Description of the task ▸
Reproduce the data in its entirety, exactly as supplied.

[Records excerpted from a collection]

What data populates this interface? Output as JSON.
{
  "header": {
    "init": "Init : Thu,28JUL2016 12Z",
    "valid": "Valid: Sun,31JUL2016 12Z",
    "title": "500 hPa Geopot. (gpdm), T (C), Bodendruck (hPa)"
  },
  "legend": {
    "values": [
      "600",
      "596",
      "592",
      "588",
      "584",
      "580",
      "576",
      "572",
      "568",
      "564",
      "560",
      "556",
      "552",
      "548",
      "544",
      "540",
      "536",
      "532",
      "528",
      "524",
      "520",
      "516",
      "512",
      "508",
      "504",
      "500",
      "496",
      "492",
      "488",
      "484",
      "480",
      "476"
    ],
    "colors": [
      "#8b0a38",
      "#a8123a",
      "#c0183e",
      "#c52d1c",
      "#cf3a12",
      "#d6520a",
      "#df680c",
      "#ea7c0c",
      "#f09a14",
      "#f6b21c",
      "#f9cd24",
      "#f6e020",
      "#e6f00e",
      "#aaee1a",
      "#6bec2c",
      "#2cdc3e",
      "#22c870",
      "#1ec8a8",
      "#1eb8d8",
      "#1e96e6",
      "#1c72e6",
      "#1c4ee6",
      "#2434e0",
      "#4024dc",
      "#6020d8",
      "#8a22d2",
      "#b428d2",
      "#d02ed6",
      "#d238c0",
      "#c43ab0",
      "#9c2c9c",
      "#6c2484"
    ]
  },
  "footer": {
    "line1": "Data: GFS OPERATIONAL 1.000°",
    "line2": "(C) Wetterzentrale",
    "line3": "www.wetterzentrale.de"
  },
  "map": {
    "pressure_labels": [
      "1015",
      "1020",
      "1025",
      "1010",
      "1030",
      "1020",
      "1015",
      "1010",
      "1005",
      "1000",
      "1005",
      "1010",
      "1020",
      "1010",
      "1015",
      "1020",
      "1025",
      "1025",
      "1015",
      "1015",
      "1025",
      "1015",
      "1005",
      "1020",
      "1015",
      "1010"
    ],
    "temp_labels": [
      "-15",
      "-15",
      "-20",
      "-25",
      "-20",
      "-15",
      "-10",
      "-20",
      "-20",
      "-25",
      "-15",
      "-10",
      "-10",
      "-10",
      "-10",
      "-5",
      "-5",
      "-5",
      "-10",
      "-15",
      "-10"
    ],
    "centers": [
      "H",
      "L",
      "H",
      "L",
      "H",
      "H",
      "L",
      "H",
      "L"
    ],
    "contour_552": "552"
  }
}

Expected answer ▸
What data populates this interface? Output as JSON.
{
  "header": {
    "init": "Init : Thu,28JUL2016 12Z",
    "valid": "Valid: Sun,31JUL2016 12Z",
    "title": "500 hPa Geopot. (gpdm), T (C), Bodendruck (hPa)"
  },
  "legend": {
    "values": [
      "600",
      "596",
      "592",
      "588",
      "584",
      "580",
      "576",
      "572",
      "568",
      "564",
      "560",
      "556",
      "552",
      "548",
      "544",
      "540",
      "536",
      "532",
      "528",
      "524",
      "520",
      "516",
      "512",
      "508",
      "504",
      "500",
      "496",
      "492",
      "488",
      "484",
      "480",
      "476"
    ],
    "colors": [
      "#8b0a38",
      "#a8123a",
      "#c0183e",
      "#c52d1c",
      "#cf3a12",
      "#d6520a",
      "#df680c",
      "#ea7c0c",
      "#f09a14",
      "#f6b21c",
      "#f9cd24",
      "#f6e020",
      "#e6f00e",
      "#aaee1a",
      "#6bec2c",
      "#2cdc3e",
      "#22c870",
      "#1ec8a8",
      "#1eb8d8",
      "#1e96e6",
      "#1c72e6",
      "#1c4ee6",
      "#2434e0",
      "#4024dc",
      "#6020d8",
      "#8a22d2",
      "#b428d2",
      "#d02ed6",
      "#d238c0",
      "#c43ab0",
      "#9c2c9c",
      "#6c2484"
    ]
  },
  "footer": {
    "line1": "Data: GFS OPERATIONAL 1.000°",
    "line2": "(C) Wetterzentrale",
    "line3": "www.wetterzentrale.de"
  },
  "map": {
    "pressure_labels": [
      "1015",
      "1020",
      "1025",
      "1010",
      "1030",
      "1020",
      "1015",
      "1010",
      "1005",
      "1000",
      "1005",
      "1010",
      "1020",
      "1010",
      "1015",
      "1020",
      "1025",
      "1025",
      "1015",
      "1015",
      "1025",
      "1015",
      "1005",
      "1020",
      "1015",
      "1010"
    ],
    "temp_labels": [
      "-15",
      "-15",
      "-20",
      "-25",
      "-20",
      "-15",
      "-10",
      "-20",
      "-20",
      "-25",
      "-15",
      "-10",
      "-10",
      "-10",
      "-10",
      "-5",
      "-5",
      "-5",
      "-10",
      "-15",
      "-10"
    ],
    "centers": [
      "H",
      "L",
      "H",
      "L",
      "H",
      "H",
      "L",
      "H",
      "L"
    ],
    "contour_552": "552"
  }
}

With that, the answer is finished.